Each line of the material must be returned exactly.

**Record set**
= = = = =

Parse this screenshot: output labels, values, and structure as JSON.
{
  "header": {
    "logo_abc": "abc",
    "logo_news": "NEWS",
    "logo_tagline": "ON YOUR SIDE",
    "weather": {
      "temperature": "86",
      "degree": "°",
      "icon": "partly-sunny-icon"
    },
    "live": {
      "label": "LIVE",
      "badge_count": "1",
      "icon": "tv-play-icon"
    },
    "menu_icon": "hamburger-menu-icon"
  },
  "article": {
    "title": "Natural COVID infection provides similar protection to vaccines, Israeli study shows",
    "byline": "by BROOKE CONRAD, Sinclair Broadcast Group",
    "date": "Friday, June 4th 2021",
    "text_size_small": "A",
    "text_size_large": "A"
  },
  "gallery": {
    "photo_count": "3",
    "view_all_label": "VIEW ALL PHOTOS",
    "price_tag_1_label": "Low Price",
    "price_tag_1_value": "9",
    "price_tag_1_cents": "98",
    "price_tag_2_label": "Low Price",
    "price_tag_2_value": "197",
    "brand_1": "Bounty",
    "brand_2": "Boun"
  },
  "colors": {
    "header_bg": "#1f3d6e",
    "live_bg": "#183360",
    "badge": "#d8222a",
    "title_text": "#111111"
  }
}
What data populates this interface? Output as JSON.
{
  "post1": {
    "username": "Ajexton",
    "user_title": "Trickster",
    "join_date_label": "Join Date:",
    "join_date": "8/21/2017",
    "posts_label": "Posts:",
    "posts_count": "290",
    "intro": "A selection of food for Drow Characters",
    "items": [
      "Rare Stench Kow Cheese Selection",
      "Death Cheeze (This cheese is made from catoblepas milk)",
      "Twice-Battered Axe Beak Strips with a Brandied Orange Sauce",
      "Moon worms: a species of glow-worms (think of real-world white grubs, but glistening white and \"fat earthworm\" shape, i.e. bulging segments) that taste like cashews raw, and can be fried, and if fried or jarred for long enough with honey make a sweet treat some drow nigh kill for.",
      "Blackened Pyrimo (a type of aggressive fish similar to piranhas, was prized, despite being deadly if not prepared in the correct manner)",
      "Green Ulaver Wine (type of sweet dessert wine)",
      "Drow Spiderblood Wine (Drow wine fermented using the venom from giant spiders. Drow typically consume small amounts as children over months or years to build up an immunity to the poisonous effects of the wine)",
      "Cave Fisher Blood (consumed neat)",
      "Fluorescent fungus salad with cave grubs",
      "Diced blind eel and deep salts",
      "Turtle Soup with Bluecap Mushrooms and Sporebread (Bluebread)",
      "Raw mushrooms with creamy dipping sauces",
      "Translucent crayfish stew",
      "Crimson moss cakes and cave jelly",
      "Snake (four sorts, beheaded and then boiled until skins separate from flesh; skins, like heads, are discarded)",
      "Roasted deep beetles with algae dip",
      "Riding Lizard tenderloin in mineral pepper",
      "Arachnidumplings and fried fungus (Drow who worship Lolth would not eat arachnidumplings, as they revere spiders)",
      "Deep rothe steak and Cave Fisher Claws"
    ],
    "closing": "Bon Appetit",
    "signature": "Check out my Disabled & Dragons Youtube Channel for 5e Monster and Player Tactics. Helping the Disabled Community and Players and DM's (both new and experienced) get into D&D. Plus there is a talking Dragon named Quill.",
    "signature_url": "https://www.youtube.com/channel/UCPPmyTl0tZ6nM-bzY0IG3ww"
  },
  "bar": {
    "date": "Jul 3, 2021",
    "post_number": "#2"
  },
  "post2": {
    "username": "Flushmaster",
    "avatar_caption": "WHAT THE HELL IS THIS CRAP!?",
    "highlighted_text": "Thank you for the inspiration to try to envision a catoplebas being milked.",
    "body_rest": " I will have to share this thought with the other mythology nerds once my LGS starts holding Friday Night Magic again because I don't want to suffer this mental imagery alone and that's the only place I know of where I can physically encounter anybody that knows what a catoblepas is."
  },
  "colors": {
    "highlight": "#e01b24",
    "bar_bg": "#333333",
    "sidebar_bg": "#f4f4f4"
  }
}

= = = = =

**Solved problem**
Parse this screenshot: output labels, values, and structure as JSON.
{
  "header": {
    "logo_abc": "abc",
    "logo_news": "NEWS",
    "logo_tagline": "ON YOUR SIDE",
    "weather": {
      "temperature": "86",
      "degree": "°",
      "icon": "partly-sunny-icon"
    },
    "live": {
      "label": "LIVE",
      "badge_count": "1",
      "icon": "tv-play-icon"
    },
    "menu_icon": "hamburger-menu-icon"
  },
  "article": {
    "title": "Natural COVID infection provides similar protection to vaccines, Israeli study shows",
    "byline": "by BROOKE CONRAD, Sinclair Broadcast Group",
    "date": "Friday, June 4th 2021",
    "text_size_small": "A",
    "text_size_large": "A"
  },
  "gallery": {
    "photo_count": "3",
    "view_all_label": "VIEW ALL PHOTOS",
    "price_tag_1_label": "Low Price",
    "price_tag_1_value": "9",
    "price_tag_1_cents": "98",
    "price_tag_2_label": "Low Price",
    "price_tag_2_value": "197",
    "brand_1": "Bounty",
    "brand_2": "Boun"
  },
  "colors": {
    "header_bg": "#1f3d6e",
    "live_bg": "#183360",
    "badge": "#d8222a",
    "title_text": "#111111"
  }
}
What data populates this interface? Output as JSON.
{
  "post1": {
    "username": "Ajexton",
    "user_title": "Trickster",
    "join_date_label": "Join Date:",
    "join_date": "8/21/2017",
    "posts_label": "Posts:",
    "posts_count": "290",
    "intro": "A selection of food for Drow Characters",
    "items": [
      "Rare Stench Kow Cheese Selection",
      "Death Cheeze (This cheese is made from catoblepas milk)",
      "Twice-Battered Axe Beak Strips with a Brandied Orange Sauce",
      "Moon worms: a species of glow-worms (think of real-world white grubs, but glistening white and \"fat earthworm\" shape, i.e. bulging segments) that taste like cashews raw, and can be fried, and if fried or jarred for long enough with honey make a sweet treat some drow nigh kill for.",
      "Blackened Pyrimo (a type of aggressive fish similar to piranhas, was prized, despite being deadly if not prepared in the correct manner)",
      "Green Ulaver Wine (type of sweet dessert wine)",
      "Drow Spiderblood Wine (Drow wine fermented using the venom from giant spiders. Drow typically consume small amounts as children over months or years to build up an immunity to the poisonous effects of the wine)",
      "Cave Fisher Blood (consumed neat)",
      "Fluorescent fungus salad with cave grubs",
      "Diced blind eel and deep salts",
      "Turtle Soup with Bluecap Mushrooms and Sporebread (Bluebread)",
      "Raw mushrooms with creamy dipping sauces",
      "Translucent crayfish stew",
      "Crimson moss cakes and cave jelly",
      "Snake (four sorts, beheaded and then boiled until skins separate from flesh; skins, like heads, are discarded)",
      "Roasted deep beetles with algae dip",
      "Riding Lizard tenderloin in mineral pepper",
      "Arachnidumplings and fried fungus (Drow who worship Lolth would not eat arachnidumplings, as they revere spiders)",
      "Deep rothe steak and Cave Fisher Claws"
    ],
    "closing": "Bon Appetit",
    "signature": "Check out my Disabled & Dragons Youtube Channel for 5e Monster and Player Tactics. Helping the Disabled Community and Players and DM's (both new and experienced) get into D&D. Plus there is a talking Dragon named Quill.",
    "signature_url": "https://www.youtube.com/channel/UCPPmyTl0tZ6nM-bzY0IG3ww"
  },
  "bar": {
    "date": "Jul 3, 2021",
    "post_number": "#2"
  },
  "post2": {
    "username": "Flushmaster",
    "avatar_caption": "WHAT THE HELL IS THIS CRAP!?",
    "highlighted_text": "Thank you for the inspiration to try to envision a catoplebas being milked.",
    "body_rest": " I will have to share this thought with the other mythology nerds once my LGS starts holding Friday Night Magic again because I don't want to suffer this mental imagery alone and that's the only place I know of where I can physically encounter anybody that knows what a catoblepas is."
  },
  "colors": {
    "highlight": "#e01b24",
    "bar_bg": "#333333",
    "sidebar_bg": "#f4f4f4"
  }
}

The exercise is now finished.